→ Aim
How many lines in the listing below contain the string "icons"? Reply with the number only.

○ ○ ○ ○

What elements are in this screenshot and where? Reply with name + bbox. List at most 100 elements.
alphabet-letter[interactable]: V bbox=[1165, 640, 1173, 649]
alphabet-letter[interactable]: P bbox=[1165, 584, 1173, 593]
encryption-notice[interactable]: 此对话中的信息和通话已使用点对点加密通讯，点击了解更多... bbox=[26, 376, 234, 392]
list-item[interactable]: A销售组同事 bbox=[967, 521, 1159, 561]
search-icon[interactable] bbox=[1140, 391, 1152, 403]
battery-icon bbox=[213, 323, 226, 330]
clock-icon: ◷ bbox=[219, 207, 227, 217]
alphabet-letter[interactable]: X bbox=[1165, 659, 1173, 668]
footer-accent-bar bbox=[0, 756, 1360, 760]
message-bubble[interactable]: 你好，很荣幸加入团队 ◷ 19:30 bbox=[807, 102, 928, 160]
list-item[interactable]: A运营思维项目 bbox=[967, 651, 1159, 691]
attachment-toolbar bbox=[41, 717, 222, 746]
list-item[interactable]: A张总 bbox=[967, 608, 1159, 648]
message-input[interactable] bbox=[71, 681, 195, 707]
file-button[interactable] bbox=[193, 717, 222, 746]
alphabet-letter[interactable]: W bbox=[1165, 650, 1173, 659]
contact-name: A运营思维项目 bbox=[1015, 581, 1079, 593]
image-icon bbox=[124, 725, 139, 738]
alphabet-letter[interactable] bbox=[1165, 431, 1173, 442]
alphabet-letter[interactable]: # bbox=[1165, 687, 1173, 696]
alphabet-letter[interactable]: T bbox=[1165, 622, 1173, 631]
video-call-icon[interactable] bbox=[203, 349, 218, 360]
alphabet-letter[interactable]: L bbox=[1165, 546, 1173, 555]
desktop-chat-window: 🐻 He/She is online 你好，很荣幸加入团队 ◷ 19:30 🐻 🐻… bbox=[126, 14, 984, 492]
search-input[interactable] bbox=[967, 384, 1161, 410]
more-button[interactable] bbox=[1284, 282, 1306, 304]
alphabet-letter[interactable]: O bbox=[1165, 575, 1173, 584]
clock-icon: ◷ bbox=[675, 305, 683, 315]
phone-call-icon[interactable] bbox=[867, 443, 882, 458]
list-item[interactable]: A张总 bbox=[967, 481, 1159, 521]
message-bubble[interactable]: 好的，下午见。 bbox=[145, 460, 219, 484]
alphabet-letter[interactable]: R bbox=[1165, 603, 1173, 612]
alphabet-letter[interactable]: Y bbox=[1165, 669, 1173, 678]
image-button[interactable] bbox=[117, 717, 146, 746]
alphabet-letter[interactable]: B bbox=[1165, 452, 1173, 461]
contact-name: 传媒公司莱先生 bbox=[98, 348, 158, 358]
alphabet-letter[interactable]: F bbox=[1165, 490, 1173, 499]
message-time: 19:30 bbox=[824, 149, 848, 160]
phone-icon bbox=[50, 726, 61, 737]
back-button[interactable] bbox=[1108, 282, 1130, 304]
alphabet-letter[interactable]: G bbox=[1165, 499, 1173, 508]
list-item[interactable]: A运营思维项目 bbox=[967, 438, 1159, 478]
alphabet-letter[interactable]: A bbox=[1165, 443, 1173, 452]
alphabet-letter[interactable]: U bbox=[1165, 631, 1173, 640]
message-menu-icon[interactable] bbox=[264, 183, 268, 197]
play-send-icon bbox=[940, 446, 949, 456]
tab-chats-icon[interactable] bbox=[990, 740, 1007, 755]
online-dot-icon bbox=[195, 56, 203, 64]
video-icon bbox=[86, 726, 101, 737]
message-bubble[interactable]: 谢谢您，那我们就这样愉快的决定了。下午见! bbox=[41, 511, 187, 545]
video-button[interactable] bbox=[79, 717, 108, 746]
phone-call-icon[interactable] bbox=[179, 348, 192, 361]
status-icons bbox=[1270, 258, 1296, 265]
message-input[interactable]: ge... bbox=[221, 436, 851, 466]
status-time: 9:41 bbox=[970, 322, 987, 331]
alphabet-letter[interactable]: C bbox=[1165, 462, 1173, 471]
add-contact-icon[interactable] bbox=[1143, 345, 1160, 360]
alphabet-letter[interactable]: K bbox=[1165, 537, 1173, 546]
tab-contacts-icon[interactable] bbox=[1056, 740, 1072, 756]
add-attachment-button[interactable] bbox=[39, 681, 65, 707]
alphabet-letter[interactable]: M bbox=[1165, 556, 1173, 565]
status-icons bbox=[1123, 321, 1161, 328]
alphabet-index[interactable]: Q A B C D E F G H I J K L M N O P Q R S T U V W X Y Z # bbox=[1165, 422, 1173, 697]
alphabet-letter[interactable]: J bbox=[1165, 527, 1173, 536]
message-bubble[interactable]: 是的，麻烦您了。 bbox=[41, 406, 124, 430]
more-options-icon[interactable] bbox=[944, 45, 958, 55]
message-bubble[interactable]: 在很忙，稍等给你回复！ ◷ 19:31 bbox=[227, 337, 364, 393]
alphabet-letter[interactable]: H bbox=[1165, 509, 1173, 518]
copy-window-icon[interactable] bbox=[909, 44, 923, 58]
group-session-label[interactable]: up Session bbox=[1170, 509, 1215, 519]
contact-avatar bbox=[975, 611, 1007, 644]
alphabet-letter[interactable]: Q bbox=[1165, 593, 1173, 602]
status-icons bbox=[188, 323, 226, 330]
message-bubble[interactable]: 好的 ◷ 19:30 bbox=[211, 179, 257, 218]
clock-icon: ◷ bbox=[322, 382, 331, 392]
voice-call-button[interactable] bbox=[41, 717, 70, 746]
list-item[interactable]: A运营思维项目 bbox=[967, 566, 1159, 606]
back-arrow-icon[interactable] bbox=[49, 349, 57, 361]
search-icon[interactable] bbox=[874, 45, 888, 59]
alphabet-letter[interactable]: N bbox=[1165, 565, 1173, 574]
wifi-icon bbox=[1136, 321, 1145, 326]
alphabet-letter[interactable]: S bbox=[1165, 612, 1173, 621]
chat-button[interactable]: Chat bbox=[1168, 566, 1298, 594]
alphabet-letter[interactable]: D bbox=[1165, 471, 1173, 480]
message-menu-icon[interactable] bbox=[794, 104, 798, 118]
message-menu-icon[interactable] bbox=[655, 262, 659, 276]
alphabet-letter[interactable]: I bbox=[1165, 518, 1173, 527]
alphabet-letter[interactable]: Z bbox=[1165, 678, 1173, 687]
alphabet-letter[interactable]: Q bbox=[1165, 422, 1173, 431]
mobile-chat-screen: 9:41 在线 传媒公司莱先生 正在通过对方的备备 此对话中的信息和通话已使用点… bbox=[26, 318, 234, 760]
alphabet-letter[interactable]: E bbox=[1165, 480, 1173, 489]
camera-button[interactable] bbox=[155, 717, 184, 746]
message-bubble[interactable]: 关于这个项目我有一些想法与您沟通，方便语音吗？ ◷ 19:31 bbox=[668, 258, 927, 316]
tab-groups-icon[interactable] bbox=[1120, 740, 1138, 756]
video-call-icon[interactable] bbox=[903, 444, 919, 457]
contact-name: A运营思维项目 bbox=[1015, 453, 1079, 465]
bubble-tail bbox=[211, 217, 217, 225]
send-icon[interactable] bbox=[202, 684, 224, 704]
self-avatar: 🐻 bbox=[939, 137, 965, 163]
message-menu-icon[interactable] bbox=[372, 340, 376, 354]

○ ○ ○ ○

→ The completed task
3